» WHAT THE EXERCISE ASKS:
Would you quote every entry exactly, dropping only the pictures?

» TASK INPUT:

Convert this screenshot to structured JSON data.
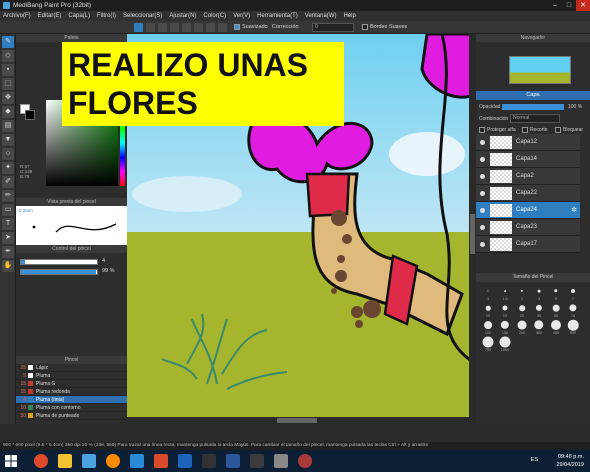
{
  "window": {
    "title": "MediBang Paint Pro (32bit)"
  },
  "menu": [
    "Archivo(F)",
    "Editar(E)",
    "Capa(L)",
    "Filtro(I)",
    "Seleccionar(S)",
    "Ajustar(N)",
    "Color(C)",
    "Ver(V)",
    "Herramienta(T)",
    "Ventana(W)",
    "Help"
  ],
  "toolbar": {
    "antialias_label": "Suavizado",
    "correction_label": "Corrección",
    "correction_value": "0",
    "border_label": "Bordes Suaves"
  },
  "left_panel": {
    "palette_header": "Paleta",
    "rgb_readout": [
      "R:57",
      "G:138",
      "B:79"
    ],
    "preview_header": "Vista previa del pincel",
    "preview_size": "0.2mm",
    "control_header": "Control del pincel",
    "size_value": "4",
    "size_fraction": 0.05,
    "opacity_value": "99 %",
    "opacity_fraction": 0.99,
    "brush_header": "Pincel",
    "brushes": [
      {
        "num": "25",
        "name": "Lápiz",
        "color": "#ffffff"
      },
      {
        "num": "5",
        "name": "Pluma",
        "color": "#ffffff"
      },
      {
        "num": "15",
        "name": "Pluma G",
        "color": "#c0392b"
      },
      {
        "num": "15",
        "name": "Pluma redonda",
        "color": "#c0392b"
      },
      {
        "num": "4",
        "name": "Pluma (tinta)",
        "color": "#2f7fc0",
        "selected": true
      },
      {
        "num": "10",
        "name": "Pluma con contorno",
        "color": "#2e8b57"
      },
      {
        "num": "50",
        "name": "Pluma de punteado",
        "color": "#e0a020"
      }
    ]
  },
  "overlay": {
    "lines": [
      "REALIZO UNAS",
      "FLORES"
    ]
  },
  "right_panel": {
    "navigator_header": "Navegador",
    "layer_header": "Capa",
    "opacity_label": "Opacidad",
    "opacity_value": "100 %",
    "blend_label": "Combinación",
    "blend_value": "Normal",
    "protect_alpha": "Proteger alfa",
    "clip": "Recorte",
    "lock": "Bloquear",
    "layers": [
      {
        "name": "Capa12"
      },
      {
        "name": "Capa14"
      },
      {
        "name": "Capa2"
      },
      {
        "name": "Capa22"
      },
      {
        "name": "Capa24",
        "selected": true
      },
      {
        "name": "Capa23"
      },
      {
        "name": "Capa17"
      }
    ],
    "brushsize_header": "Tamaño del Pincel",
    "brush_sizes": [
      "1",
      "1.5",
      "2",
      "3",
      "5",
      "7",
      "10",
      "15",
      "20",
      "30",
      "50",
      "70",
      "100",
      "150",
      "200",
      "300",
      "400",
      "500",
      "700",
      "1000"
    ]
  },
  "status": {
    "text": "900 * 600 pixel  (9.5 * 6.4cm)  350 dpi  20 %  (338, 559)  Para trazar una línea recta, mantenga pulsada la tecla Mayús. Para cambiar el tamaño del pincel, mantenga pulsada las teclas Ctrl + Alt y arrastre"
  },
  "taskbar": {
    "lang": "ES",
    "time": "09:48 p.m.",
    "date": "29/04/2019"
  }
}
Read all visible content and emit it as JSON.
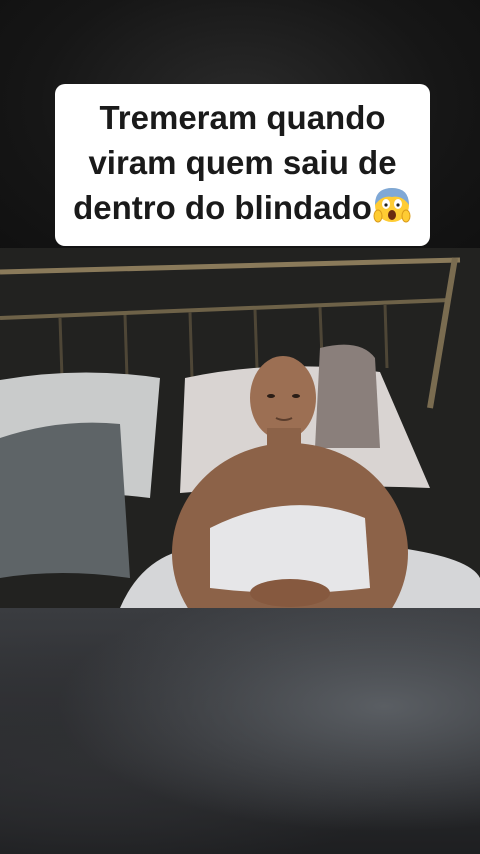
{
  "caption": {
    "text": "Tremeram quando viram quem saiu de dentro do blindado",
    "emoji_icon": "screaming-face-emoji"
  },
  "colors": {
    "caption_bg": "#ffffff",
    "caption_text": "#1a1a1a",
    "page_bg": "#151515"
  }
}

» ANSWER TO THE TASK:
Convert this screenshot to structured JSON data.
{
  "window": {
    "title": "MediBang Paint Pro (32bit)"
  },
  "menu": [
    "Archivo(F)",
    "Editar(E)",
    "Capa(L)",
    "Filtro(I)",
    "Seleccionar(S)",
    "Ajustar(N)",
    "Color(C)",
    "Ver(V)",
    "Herramienta(T)",
    "Ventana(W)",
    "Help"
  ],
  "toolbar": {
    "antialias_label": "Suavizado",
    "correction_label": "Corrección",
    "correction_value": "0",
    "border_label": "Bordes Suaves"
  },
  "left_panel": {
    "palette_header": "Paleta",
    "rgb_readout": [
      "R:57",
      "G:138",
      "B:79"
    ],
    "preview_header": "Vista previa del pincel",
    "preview_size": "0.2mm",
    "control_header": "Control del pincel",
    "size_value": "4",
    "size_fraction": 0.05,
    "opacity_value": "99 %",
    "opacity_fraction": 0.99,
    "brush_header": "Pincel",
    "brushes": [
      {
        "num": "25",
        "name": "Lápiz",
        "color": "#ffffff"
      },
      {
        "num": "5",
        "name": "Pluma",
        "color": "#ffffff"
      },
      {
        "num": "15",
        "name": "Pluma G",
        "color": "#c0392b"
      },
      {
        "num": "15",
        "name": "Pluma redonda",
        "color": "#c0392b"
      },
      {
        "num": "4",
        "name": "Pluma (tinta)",
        "color": "#2f7fc0",
        "selected": true
      },
      {
        "num": "10",
        "name": "Pluma con contorno",
        "color": "#2e8b57"
      },
      {
        "num": "50",
        "name": "Pluma de punteado",
        "color": "#e0a020"
      }
    ]
  },
  "overlay": {
    "lines": [
      "REALIZO UNAS",
      "FLORES"
    ]
  },
  "right_panel": {
    "navigator_header": "Navegador",
    "layer_header": "Capa",
    "opacity_label": "Opacidad",
    "opacity_value": "100 %",
    "blend_label": "Combinación",
    "blend_value": "Normal",
    "protect_alpha": "Proteger alfa",
    "clip": "Recorte",
    "lock": "Bloquear",
    "layers": [
      {
        "name": "Capa12"
      },
      {
        "name": "Capa14"
      },
      {
        "name": "Capa2"
      },
      {
        "name": "Capa22"
      },
      {
        "name": "Capa24",
        "selected": true
      },
      {
        "name": "Capa23"
      },
      {
        "name": "Capa17"
      }
    ],
    "brushsize_header": "Tamaño del Pincel",
    "brush_sizes": [
      "1",
      "1.5",
      "2",
      "3",
      "5",
      "7",
      "10",
      "15",
      "20",
      "30",
      "50",
      "70",
      "100",
      "150",
      "200",
      "300",
      "400",
      "500",
      "700",
      "1000"
    ]
  },
  "status": {
    "text": "900 * 600 pixel  (9.5 * 6.4cm)  350 dpi  20 %  (338, 559)  Para trazar una línea recta, mantenga pulsada la tecla Mayús. Para cambiar el tamaño del pincel, mantenga pulsada las teclas Ctrl + Alt y arrastre"
  },
  "taskbar": {
    "lang": "ES",
    "time": "09:48 p.m.",
    "date": "29/04/2019"
  }
}
Read all visible content and emit it as JSON.
{
  "caption": {
    "text": "Tremeram quando viram quem saiu de dentro do blindado",
    "emoji_icon": "screaming-face-emoji"
  },
  "colors": {
    "caption_bg": "#ffffff",
    "caption_text": "#1a1a1a",
    "page_bg": "#151515"
  }
}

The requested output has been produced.